(Problem to solve): Select all lines in the records that include "Letters".

(Recorded data):

********************

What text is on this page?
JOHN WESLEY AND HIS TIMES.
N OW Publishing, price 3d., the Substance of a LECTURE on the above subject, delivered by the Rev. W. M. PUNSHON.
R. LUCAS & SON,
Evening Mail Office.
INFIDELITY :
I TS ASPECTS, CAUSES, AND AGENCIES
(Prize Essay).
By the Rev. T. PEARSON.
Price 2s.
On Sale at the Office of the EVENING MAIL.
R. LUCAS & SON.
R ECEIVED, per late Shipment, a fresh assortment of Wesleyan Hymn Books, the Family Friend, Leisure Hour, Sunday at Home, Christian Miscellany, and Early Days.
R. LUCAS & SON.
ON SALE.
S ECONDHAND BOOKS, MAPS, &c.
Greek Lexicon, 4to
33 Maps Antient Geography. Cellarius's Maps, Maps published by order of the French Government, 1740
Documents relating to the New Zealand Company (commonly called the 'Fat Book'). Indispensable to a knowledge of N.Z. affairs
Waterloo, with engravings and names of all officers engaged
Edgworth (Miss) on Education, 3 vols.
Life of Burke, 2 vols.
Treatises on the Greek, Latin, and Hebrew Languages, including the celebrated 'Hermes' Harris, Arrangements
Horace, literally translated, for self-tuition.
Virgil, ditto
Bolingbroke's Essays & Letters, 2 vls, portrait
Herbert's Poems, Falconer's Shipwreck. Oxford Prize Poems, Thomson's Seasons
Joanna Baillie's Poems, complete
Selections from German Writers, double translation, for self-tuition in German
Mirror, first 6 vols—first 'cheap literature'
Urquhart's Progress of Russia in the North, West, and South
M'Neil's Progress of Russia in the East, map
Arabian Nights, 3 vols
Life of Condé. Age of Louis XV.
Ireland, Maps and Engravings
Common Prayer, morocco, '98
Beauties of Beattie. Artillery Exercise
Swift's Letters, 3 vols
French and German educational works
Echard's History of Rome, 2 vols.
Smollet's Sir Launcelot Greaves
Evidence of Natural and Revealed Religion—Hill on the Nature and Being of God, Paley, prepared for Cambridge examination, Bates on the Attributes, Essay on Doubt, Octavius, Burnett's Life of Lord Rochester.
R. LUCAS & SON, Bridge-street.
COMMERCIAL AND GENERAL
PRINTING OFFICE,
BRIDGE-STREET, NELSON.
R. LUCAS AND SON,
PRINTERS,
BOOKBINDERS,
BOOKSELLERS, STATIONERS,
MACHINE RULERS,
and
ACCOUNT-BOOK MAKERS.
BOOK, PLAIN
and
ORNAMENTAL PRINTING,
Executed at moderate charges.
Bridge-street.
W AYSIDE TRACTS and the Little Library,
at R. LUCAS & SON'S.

********************

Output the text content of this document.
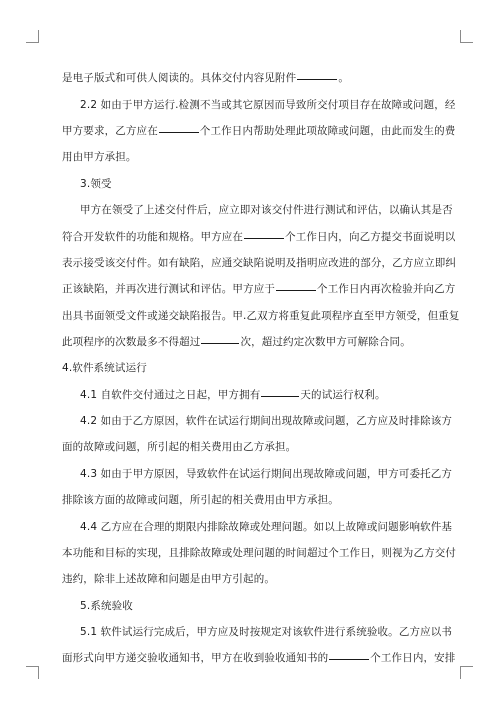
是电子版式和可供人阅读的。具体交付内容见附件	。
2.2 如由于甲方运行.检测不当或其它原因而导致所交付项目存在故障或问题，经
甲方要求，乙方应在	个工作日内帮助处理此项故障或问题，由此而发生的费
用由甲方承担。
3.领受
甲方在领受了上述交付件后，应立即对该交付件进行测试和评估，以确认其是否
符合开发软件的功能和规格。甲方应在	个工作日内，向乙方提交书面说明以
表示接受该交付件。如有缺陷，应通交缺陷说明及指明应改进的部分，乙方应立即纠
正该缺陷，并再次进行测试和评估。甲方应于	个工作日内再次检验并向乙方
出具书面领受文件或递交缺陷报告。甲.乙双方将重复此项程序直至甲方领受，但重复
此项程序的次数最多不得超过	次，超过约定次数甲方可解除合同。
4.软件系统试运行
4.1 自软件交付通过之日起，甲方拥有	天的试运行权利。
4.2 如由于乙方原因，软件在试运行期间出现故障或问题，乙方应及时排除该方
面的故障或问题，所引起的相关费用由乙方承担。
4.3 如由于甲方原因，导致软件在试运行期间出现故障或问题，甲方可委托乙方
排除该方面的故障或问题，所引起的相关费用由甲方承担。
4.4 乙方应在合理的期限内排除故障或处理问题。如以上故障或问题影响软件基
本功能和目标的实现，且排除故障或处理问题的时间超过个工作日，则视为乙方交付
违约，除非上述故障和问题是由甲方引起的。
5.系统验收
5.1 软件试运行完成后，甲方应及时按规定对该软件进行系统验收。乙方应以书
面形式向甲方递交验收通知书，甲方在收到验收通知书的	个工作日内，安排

********************

(Complete response):
Bolingbroke's Essays & Letters, 2 vls, portrait
Swift's Letters, 3 vols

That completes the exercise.